• _WHAT IS BEING ASKED_: Provide the records once more, identical to the original.
# START OF DATA FOR THE TASK
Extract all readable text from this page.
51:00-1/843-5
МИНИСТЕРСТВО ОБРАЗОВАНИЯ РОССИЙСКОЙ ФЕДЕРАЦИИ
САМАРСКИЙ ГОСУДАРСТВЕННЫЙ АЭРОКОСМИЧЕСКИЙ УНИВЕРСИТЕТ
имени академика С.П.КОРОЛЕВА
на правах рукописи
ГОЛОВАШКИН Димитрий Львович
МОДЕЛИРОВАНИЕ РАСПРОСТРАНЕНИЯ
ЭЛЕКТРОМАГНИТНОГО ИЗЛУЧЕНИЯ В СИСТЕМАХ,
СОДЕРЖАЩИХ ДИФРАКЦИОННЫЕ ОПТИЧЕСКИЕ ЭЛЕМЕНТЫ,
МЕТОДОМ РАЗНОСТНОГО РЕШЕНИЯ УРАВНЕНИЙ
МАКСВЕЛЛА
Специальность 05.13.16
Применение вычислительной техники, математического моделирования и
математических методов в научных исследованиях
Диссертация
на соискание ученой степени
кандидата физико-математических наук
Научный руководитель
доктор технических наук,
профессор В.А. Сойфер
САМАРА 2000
# END OF DATA FOR THE TASK
• _FINAL ANSWER_:
Extract all readable text from this page.
51:00-1/843-5
МИНИСТЕРСТВО ОБРАЗОВАНИЯ РОССИЙСКОЙ ФЕДЕРАЦИИ
САМАРСКИЙ ГОСУДАРСТВЕННЫЙ АЭРОКОСМИЧЕСКИЙ УНИВЕРСИТЕТ
имени академика С.П.КОРОЛЕВА
на правах рукописи
ГОЛОВАШКИН Димитрий Львович
МОДЕЛИРОВАНИЕ РАСПРОСТРАНЕНИЯ
ЭЛЕКТРОМАГНИТНОГО ИЗЛУЧЕНИЯ В СИСТЕМАХ,
СОДЕРЖАЩИХ ДИФРАКЦИОННЫЕ ОПТИЧЕСКИЕ ЭЛЕМЕНТЫ,
МЕТОДОМ РАЗНОСТНОГО РЕШЕНИЯ УРАВНЕНИЙ
МАКСВЕЛЛА
Специальность 05.13.16
Применение вычислительной техники, математического моделирования и
математических методов в научных исследованиях
Диссертация
на соискание ученой степени
кандидата физико-математических наук
Научный руководитель
доктор технических наук,
профессор В.А. Сойфер
САМАРА 2000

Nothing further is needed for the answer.